Exercise description.
Records follow. Copy every line with "Implantação".
--- start ---
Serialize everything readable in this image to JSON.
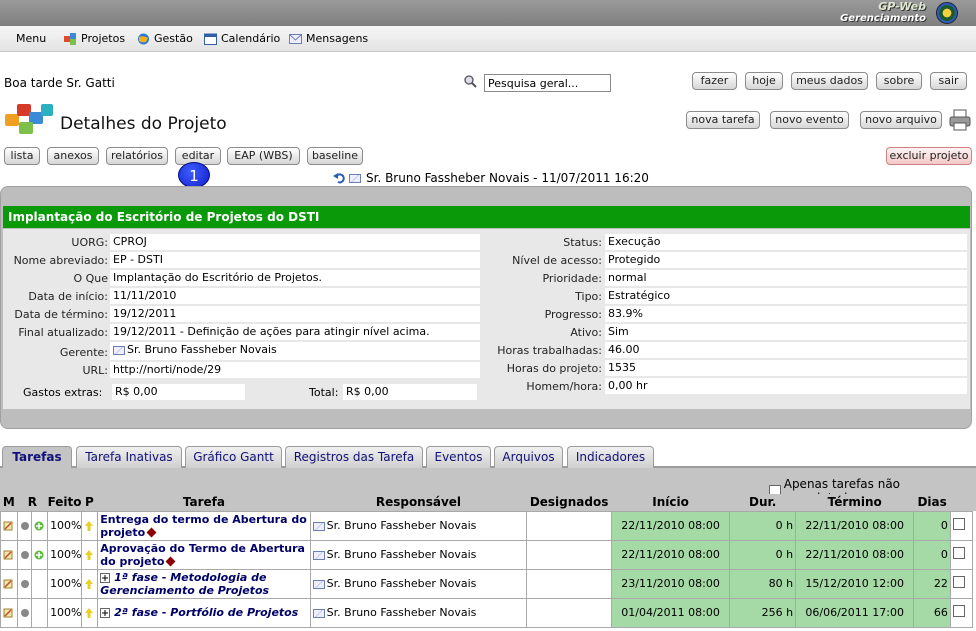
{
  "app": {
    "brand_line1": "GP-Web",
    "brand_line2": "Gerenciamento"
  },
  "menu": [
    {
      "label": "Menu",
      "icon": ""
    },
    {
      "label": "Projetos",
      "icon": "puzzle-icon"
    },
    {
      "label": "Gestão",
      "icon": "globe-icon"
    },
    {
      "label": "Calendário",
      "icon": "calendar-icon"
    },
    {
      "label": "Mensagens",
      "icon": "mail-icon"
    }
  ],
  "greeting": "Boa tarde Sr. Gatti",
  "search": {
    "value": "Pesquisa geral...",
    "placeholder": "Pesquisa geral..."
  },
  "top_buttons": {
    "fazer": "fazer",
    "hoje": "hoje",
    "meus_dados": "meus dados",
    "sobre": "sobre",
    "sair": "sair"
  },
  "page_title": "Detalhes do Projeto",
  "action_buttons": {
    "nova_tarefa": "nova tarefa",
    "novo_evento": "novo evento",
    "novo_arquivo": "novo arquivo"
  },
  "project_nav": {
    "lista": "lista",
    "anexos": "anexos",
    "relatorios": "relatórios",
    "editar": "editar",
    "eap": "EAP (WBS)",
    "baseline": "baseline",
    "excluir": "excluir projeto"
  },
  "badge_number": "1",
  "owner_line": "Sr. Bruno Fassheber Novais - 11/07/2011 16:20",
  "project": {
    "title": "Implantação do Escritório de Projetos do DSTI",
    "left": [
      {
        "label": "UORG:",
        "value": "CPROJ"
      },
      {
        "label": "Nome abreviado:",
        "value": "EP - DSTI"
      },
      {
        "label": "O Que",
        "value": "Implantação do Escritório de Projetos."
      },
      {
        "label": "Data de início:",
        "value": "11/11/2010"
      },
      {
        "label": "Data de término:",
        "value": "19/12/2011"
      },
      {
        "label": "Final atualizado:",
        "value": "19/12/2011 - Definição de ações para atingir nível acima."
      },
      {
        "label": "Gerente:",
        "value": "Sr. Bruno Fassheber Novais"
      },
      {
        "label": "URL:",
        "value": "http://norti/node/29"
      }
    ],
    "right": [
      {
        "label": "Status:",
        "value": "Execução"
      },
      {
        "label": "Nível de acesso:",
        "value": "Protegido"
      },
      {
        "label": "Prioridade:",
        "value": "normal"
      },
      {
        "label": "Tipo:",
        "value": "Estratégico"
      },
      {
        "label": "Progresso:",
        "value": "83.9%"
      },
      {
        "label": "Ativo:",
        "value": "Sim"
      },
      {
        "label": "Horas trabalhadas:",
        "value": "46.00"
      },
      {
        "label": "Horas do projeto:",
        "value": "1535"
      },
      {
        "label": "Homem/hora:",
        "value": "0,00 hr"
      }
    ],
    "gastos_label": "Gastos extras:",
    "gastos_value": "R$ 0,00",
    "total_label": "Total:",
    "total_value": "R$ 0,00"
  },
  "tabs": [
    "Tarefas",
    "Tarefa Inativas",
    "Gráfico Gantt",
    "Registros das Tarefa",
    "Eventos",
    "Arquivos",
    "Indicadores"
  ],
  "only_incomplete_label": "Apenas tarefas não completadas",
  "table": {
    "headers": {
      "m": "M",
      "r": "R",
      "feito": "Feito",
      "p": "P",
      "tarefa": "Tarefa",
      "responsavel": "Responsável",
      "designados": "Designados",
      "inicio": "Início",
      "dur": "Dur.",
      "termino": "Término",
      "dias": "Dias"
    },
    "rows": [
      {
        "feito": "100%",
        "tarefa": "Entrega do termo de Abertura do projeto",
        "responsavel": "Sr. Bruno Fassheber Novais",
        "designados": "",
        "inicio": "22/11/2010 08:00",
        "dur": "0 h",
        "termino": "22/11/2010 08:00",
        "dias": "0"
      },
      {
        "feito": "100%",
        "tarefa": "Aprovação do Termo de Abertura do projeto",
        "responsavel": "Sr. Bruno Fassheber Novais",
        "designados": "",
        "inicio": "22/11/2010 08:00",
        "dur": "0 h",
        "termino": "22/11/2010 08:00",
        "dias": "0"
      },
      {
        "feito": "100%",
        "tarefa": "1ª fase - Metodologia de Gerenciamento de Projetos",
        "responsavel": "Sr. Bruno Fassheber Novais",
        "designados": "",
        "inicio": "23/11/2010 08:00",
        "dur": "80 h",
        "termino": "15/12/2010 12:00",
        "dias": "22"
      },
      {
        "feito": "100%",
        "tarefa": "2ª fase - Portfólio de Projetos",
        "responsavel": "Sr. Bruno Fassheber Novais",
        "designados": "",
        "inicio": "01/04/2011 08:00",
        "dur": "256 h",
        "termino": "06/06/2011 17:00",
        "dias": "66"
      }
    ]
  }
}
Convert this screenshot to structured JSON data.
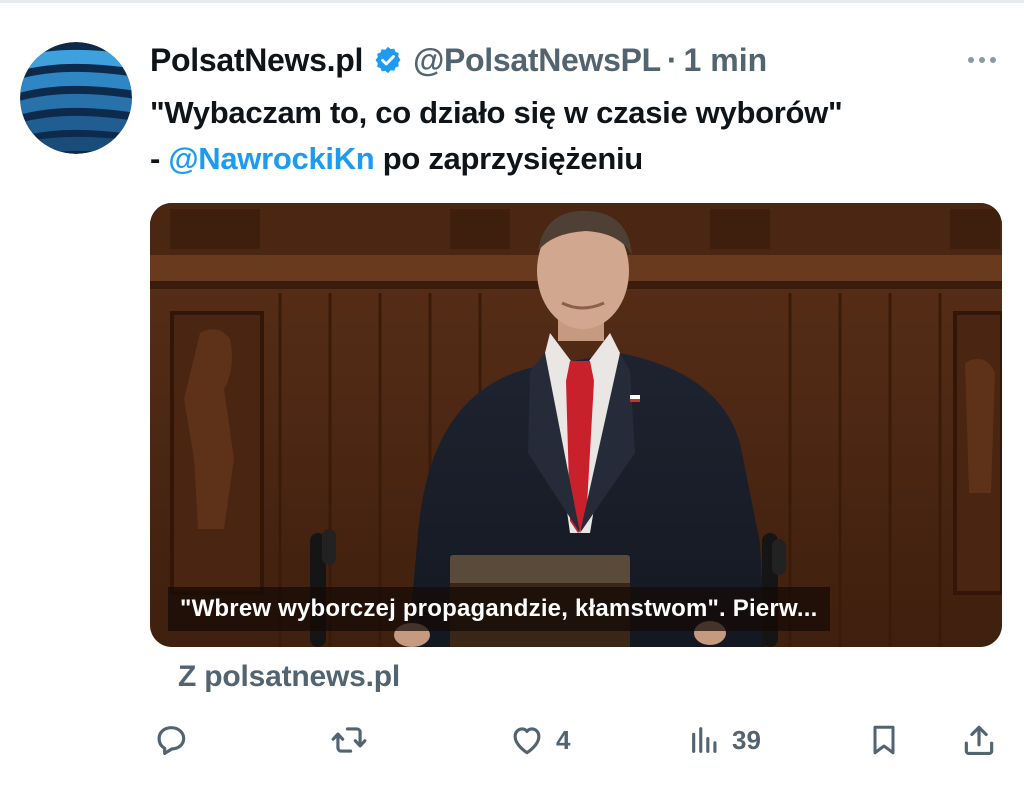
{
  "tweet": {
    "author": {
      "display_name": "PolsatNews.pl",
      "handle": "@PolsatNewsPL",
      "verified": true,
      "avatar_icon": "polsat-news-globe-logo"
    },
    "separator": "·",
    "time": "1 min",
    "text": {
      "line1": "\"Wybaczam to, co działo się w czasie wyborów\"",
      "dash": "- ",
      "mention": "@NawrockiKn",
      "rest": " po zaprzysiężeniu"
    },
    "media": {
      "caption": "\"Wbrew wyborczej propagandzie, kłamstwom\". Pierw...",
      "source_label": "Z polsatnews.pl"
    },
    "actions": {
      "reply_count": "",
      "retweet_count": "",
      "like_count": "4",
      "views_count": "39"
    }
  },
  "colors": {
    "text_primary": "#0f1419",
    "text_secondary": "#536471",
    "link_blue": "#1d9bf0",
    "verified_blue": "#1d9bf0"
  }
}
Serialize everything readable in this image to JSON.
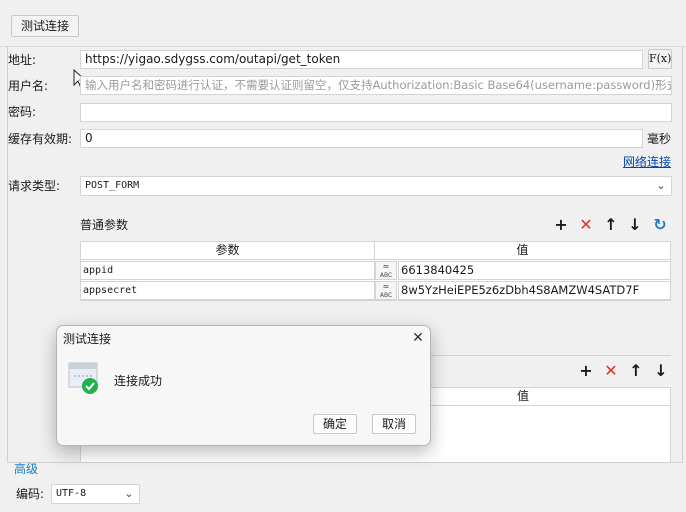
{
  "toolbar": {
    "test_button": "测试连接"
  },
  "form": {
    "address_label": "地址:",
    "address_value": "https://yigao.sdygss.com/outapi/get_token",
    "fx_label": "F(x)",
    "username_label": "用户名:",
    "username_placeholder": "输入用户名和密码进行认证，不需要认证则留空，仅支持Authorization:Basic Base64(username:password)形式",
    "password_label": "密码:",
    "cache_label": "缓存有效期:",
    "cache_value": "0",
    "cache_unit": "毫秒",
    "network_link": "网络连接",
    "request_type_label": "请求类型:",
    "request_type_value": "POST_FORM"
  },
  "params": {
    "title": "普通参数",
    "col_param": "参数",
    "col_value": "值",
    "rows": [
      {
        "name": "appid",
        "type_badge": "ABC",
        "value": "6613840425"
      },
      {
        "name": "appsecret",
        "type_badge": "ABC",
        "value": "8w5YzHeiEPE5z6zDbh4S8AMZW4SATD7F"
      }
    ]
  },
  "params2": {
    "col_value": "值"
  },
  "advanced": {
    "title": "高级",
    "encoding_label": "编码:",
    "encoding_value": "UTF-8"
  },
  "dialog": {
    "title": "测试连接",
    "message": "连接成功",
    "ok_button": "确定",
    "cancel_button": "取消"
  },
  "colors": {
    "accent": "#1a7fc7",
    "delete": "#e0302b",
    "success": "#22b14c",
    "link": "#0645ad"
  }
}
--- end ---
--- start ---
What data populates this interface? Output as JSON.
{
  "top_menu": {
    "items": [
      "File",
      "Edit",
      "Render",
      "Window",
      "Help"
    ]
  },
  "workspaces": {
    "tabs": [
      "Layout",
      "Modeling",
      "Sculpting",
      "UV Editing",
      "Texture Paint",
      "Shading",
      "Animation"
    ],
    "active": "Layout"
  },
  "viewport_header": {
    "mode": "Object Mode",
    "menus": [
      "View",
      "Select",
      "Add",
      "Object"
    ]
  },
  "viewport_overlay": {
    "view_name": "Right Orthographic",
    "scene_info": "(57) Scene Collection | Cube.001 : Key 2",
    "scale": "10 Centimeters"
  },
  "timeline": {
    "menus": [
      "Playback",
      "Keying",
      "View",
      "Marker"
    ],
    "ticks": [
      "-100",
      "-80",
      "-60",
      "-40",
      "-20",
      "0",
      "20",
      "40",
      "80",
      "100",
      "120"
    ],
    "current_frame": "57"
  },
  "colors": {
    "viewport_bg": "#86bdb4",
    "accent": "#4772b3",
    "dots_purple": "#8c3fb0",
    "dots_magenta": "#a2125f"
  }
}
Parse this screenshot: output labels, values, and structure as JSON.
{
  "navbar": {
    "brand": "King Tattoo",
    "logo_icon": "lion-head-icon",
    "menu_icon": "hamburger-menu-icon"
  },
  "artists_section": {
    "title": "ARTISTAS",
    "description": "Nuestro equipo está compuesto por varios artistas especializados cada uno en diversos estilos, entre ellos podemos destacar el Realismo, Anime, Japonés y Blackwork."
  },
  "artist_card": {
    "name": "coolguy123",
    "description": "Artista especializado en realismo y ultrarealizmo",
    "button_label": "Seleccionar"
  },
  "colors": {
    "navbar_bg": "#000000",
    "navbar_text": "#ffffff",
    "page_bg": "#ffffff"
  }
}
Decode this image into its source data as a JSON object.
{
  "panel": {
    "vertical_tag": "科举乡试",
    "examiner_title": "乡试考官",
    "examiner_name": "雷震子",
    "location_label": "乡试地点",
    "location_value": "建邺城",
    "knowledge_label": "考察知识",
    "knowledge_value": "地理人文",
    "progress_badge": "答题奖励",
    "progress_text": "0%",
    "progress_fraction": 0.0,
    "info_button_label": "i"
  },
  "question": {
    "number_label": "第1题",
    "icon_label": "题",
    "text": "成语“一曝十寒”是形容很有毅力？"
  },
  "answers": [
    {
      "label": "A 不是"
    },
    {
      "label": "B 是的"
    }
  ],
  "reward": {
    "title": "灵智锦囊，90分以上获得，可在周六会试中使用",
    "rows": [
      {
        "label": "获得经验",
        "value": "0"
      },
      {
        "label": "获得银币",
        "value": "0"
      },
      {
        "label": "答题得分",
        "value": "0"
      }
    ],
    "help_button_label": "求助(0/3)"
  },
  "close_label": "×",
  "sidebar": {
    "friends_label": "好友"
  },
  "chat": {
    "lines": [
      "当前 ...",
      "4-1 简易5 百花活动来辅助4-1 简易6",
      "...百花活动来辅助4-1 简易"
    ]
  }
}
--- end ---
Response to the exercise.
    "title": "Implantação do Escritório de Projetos do DSTI",
        "value": "Implantação do Escritório de Projetos."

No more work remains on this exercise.